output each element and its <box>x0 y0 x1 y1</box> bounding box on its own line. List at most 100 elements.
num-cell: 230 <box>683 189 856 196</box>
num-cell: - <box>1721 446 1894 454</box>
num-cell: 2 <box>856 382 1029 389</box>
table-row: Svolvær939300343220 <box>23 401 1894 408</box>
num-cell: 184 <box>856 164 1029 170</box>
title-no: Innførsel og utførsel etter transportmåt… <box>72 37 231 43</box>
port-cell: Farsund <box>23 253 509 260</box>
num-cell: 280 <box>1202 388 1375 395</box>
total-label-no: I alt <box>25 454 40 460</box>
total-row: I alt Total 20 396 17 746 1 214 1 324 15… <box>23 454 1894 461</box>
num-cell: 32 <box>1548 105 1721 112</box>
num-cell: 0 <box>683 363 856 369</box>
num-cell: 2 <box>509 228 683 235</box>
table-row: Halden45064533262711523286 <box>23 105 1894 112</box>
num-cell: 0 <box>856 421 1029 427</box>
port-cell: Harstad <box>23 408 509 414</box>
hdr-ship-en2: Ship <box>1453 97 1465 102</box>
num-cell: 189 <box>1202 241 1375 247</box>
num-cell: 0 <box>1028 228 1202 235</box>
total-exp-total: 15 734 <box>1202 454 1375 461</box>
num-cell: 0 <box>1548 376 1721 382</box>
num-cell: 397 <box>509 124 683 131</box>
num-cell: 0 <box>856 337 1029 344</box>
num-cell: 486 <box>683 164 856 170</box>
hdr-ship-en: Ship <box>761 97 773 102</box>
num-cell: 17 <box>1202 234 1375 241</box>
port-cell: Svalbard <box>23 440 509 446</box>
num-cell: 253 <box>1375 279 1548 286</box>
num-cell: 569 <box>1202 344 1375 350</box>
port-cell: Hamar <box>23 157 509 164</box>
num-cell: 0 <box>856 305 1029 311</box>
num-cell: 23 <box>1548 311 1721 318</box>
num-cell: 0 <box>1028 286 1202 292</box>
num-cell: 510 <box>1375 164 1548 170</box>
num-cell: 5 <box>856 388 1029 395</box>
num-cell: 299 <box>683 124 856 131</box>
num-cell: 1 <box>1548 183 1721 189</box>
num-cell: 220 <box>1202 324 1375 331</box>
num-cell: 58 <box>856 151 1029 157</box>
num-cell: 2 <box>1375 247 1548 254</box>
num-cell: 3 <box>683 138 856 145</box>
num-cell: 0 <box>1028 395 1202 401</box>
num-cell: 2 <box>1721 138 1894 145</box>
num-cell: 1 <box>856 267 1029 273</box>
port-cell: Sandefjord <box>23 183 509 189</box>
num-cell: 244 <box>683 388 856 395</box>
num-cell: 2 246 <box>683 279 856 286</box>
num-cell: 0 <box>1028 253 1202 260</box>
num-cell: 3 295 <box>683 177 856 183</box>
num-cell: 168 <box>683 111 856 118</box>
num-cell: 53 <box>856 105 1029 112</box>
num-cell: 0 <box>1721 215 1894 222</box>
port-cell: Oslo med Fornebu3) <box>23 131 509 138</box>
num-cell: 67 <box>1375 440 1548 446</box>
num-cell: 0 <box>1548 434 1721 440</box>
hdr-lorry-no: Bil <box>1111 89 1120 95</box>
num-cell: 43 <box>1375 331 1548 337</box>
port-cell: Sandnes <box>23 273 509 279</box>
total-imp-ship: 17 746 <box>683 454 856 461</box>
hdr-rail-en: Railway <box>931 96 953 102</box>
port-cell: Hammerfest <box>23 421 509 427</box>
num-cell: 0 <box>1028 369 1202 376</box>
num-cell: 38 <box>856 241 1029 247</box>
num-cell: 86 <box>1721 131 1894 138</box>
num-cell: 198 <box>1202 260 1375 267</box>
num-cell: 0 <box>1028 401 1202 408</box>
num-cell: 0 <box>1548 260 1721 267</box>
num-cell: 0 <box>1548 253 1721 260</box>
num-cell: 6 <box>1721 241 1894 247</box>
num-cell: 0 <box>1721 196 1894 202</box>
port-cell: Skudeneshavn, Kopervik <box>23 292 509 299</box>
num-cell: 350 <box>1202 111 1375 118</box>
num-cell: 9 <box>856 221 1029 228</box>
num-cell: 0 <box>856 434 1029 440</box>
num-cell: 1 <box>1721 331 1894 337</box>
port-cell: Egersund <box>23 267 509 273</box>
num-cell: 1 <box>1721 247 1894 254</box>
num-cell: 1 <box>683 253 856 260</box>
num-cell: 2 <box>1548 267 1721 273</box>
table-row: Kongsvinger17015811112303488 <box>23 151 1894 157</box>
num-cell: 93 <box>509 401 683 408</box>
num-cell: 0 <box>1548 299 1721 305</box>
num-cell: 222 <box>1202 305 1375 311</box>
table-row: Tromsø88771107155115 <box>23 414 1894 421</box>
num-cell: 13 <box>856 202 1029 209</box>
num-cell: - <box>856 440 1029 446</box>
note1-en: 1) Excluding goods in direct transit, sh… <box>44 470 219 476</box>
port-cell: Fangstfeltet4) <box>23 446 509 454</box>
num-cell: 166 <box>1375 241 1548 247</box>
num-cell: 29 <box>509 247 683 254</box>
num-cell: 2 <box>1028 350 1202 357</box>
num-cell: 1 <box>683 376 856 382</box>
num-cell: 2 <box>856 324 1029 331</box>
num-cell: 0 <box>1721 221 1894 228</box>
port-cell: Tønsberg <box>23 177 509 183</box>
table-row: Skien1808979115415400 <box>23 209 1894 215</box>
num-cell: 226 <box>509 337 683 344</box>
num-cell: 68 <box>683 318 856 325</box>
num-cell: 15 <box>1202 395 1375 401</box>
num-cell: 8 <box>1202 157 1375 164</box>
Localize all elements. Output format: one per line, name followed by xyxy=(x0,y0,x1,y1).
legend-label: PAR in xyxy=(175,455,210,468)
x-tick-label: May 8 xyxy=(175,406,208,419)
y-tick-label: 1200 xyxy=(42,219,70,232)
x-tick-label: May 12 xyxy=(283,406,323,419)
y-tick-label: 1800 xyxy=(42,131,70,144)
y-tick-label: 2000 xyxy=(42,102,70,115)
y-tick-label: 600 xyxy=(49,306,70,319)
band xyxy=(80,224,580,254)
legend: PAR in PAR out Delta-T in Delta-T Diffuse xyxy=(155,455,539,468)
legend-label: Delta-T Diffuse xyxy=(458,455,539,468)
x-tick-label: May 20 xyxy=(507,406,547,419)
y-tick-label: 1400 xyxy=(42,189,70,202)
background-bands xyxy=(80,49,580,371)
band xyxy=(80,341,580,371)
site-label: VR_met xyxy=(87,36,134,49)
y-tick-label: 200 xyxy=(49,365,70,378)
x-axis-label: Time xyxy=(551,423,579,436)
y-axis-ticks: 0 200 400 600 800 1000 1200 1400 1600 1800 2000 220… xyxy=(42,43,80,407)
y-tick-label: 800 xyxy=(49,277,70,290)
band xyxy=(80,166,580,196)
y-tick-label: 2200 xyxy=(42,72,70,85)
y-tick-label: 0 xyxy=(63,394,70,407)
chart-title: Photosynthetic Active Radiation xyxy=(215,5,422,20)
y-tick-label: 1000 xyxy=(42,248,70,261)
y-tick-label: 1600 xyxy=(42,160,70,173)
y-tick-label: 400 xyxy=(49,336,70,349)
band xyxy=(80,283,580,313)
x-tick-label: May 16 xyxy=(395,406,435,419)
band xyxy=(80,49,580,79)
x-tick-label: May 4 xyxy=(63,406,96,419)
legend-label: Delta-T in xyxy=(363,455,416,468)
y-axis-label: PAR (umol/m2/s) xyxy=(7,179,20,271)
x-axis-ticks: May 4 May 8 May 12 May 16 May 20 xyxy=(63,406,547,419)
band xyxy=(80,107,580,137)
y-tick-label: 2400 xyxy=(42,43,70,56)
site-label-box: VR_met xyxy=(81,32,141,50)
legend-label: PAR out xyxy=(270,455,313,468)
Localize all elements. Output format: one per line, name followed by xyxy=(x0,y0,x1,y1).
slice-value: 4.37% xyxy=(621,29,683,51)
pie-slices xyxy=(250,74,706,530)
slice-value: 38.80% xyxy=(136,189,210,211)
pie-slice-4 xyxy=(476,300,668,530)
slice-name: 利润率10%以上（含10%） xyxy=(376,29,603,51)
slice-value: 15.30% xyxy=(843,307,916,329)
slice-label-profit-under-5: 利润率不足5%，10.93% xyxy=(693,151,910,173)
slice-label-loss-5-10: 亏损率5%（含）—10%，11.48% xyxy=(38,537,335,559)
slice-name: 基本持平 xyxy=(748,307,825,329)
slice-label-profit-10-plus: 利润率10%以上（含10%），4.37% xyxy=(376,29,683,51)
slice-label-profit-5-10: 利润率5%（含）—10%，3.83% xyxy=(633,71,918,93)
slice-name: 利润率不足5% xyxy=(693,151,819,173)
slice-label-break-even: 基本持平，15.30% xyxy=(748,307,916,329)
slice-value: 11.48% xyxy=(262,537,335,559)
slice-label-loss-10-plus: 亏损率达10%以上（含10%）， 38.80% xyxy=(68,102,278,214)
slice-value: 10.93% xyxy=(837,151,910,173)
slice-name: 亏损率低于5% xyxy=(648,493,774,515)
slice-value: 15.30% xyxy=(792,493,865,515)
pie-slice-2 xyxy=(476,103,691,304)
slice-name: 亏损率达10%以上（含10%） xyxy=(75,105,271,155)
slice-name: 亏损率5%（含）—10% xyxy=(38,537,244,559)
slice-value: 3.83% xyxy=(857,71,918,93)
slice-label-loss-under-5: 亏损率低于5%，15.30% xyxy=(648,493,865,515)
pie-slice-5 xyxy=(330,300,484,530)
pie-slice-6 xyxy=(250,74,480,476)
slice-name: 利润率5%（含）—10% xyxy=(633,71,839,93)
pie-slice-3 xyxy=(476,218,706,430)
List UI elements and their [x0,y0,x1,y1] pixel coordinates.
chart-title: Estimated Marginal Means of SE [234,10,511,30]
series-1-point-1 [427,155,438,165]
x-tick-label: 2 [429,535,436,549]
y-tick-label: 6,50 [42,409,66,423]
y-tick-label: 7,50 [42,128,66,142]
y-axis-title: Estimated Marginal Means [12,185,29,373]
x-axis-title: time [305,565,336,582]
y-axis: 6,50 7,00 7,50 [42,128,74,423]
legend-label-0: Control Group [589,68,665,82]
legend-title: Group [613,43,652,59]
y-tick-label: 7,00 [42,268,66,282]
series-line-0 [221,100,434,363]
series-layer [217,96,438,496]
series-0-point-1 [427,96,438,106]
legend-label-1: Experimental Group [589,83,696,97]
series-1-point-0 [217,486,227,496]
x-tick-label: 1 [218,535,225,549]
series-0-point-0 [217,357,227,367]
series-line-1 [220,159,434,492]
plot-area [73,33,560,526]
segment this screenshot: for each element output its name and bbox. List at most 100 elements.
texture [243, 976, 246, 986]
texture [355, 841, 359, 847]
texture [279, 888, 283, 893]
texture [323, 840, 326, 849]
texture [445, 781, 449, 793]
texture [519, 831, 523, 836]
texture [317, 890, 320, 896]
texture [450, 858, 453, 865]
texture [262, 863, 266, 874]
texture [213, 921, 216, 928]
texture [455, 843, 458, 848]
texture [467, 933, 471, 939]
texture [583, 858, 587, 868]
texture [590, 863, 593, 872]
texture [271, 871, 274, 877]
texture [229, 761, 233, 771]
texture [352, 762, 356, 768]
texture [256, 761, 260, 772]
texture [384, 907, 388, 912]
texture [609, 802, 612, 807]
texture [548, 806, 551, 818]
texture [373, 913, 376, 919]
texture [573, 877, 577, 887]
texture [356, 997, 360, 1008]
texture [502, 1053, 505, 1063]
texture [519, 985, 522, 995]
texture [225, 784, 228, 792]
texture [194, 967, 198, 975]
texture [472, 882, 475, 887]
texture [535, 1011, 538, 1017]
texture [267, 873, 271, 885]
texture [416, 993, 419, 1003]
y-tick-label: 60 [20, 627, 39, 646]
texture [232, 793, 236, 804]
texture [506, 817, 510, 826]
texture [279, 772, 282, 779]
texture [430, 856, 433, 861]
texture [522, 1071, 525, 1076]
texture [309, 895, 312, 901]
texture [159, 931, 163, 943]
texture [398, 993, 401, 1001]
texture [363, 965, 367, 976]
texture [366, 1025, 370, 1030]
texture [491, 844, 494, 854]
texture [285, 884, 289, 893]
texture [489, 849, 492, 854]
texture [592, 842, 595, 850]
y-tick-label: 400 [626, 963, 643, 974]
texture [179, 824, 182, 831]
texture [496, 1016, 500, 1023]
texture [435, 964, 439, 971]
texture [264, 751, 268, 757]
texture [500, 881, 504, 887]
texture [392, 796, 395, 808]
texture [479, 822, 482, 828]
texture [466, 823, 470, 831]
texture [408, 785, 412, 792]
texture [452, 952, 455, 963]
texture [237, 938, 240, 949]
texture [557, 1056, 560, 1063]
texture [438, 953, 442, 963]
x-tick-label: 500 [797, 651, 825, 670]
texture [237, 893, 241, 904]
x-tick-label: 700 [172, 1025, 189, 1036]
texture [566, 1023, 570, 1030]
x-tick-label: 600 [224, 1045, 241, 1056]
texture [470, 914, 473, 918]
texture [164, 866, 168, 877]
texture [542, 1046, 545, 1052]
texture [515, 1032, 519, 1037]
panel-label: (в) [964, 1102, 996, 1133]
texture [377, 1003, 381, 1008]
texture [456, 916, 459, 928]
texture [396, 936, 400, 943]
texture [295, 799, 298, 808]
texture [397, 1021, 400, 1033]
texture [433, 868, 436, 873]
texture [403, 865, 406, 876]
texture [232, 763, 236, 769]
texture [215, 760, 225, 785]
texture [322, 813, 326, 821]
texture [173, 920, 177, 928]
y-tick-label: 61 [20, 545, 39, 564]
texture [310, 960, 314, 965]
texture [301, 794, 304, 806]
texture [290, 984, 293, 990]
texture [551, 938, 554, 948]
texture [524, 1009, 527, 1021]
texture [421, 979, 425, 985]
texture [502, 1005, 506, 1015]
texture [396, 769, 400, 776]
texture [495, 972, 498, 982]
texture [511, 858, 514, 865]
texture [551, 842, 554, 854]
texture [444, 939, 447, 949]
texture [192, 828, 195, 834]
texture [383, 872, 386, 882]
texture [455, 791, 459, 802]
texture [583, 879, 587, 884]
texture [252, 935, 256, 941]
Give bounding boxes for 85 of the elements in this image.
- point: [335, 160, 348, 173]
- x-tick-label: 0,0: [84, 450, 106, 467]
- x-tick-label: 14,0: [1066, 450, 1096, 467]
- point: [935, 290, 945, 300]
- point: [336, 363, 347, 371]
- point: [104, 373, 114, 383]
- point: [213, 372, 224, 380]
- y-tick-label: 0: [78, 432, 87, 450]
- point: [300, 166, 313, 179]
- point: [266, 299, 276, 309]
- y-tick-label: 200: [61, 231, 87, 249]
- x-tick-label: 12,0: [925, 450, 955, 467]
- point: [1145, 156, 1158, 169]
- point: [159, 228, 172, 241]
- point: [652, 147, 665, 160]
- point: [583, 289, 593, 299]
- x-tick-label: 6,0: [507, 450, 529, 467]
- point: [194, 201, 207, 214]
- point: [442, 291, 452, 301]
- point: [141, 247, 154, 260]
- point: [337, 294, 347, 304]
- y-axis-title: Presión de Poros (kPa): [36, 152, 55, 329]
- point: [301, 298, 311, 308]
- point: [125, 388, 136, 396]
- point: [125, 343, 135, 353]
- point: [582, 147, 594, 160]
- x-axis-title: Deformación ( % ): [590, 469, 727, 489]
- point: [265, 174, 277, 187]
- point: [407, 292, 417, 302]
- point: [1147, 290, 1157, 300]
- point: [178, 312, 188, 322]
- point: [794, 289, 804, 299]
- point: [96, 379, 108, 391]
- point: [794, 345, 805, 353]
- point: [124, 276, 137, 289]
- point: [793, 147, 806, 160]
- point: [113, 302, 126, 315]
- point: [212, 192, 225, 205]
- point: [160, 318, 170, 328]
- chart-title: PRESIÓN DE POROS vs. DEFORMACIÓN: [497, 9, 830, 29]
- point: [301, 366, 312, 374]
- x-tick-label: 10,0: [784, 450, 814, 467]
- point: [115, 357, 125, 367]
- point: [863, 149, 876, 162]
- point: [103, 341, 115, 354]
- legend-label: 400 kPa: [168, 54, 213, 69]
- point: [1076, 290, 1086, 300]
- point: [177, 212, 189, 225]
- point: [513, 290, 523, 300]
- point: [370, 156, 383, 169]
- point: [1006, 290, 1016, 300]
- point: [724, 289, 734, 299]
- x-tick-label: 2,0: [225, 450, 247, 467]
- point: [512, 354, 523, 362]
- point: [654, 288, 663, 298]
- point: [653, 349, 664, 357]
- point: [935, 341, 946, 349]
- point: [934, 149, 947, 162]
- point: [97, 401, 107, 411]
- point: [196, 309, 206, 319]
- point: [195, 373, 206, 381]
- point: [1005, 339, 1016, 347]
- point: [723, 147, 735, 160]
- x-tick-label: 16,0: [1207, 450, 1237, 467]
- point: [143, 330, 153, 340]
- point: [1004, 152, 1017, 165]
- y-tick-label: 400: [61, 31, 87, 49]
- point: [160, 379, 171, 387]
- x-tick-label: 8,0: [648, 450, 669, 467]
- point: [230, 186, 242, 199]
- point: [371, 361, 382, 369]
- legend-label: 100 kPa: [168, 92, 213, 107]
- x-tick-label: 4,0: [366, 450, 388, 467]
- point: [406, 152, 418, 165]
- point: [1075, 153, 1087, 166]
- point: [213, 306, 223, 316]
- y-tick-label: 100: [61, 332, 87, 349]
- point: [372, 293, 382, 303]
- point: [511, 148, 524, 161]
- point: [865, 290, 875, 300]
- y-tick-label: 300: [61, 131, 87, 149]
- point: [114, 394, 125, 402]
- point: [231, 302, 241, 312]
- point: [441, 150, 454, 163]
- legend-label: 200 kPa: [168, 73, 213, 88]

^^^^

> _Problem to work on_
Please set down, word for word, the stretch of the listing from its very start through the line containing "num-cell: 168 <box>683 111 856 118</box>", including that line.

> _Task solution_
output each element and its <box>x0 y0 x1 y1</box> bounding box on its own line. List at most 100 elements.
num-cell: 230 <box>683 189 856 196</box>
num-cell: - <box>1721 446 1894 454</box>
num-cell: 2 <box>856 382 1029 389</box>
table-row: Svolvær939300343220 <box>23 401 1894 408</box>
num-cell: 184 <box>856 164 1029 170</box>
title-no: Innførsel og utførsel etter transportmåt… <box>72 37 231 43</box>
port-cell: Farsund <box>23 253 509 260</box>
num-cell: 280 <box>1202 388 1375 395</box>
total-label-no: I alt <box>25 454 40 460</box>
total-row: I alt Total 20 396 17 746 1 214 1 324 15… <box>23 454 1894 461</box>
num-cell: 32 <box>1548 105 1721 112</box>
num-cell: 0 <box>683 363 856 369</box>
num-cell: 2 <box>509 228 683 235</box>
table-row: Halden45064533262711523286 <box>23 105 1894 112</box>
num-cell: 0 <box>856 421 1029 427</box>
port-cell: Harstad <box>23 408 509 414</box>
hdr-ship-en2: Ship <box>1453 97 1465 102</box>
num-cell: 189 <box>1202 241 1375 247</box>
num-cell: 0 <box>1028 228 1202 235</box>
total-exp-total: 15 734 <box>1202 454 1375 461</box>
num-cell: 0 <box>1548 376 1721 382</box>
num-cell: 397 <box>509 124 683 131</box>
num-cell: 0 <box>856 337 1029 344</box>
num-cell: 486 <box>683 164 856 170</box>
hdr-ship-en: Ship <box>761 97 773 102</box>
num-cell: 17 <box>1202 234 1375 241</box>
port-cell: Svalbard <box>23 440 509 446</box>
num-cell: 253 <box>1375 279 1548 286</box>
num-cell: 569 <box>1202 344 1375 350</box>
port-cell: Hamar <box>23 157 509 164</box>
num-cell: 0 <box>856 305 1029 311</box>
num-cell: 23 <box>1548 311 1721 318</box>
num-cell: 0 <box>1028 286 1202 292</box>
num-cell: 510 <box>1375 164 1548 170</box>
num-cell: 5 <box>856 388 1029 395</box>
num-cell: 299 <box>683 124 856 131</box>
num-cell: 1 <box>1548 183 1721 189</box>
num-cell: 220 <box>1202 324 1375 331</box>
num-cell: 58 <box>856 151 1029 157</box>
num-cell: 2 <box>1375 247 1548 254</box>
num-cell: 3 <box>683 138 856 145</box>
num-cell: 0 <box>1028 395 1202 401</box>
num-cell: 2 <box>1721 138 1894 145</box>
num-cell: 1 <box>856 267 1029 273</box>
port-cell: Sandefjord <box>23 183 509 189</box>
num-cell: 244 <box>683 388 856 395</box>
num-cell: 2 246 <box>683 279 856 286</box>
num-cell: 0 <box>1028 253 1202 260</box>
num-cell: 3 295 <box>683 177 856 183</box>
num-cell: 168 <box>683 111 856 118</box>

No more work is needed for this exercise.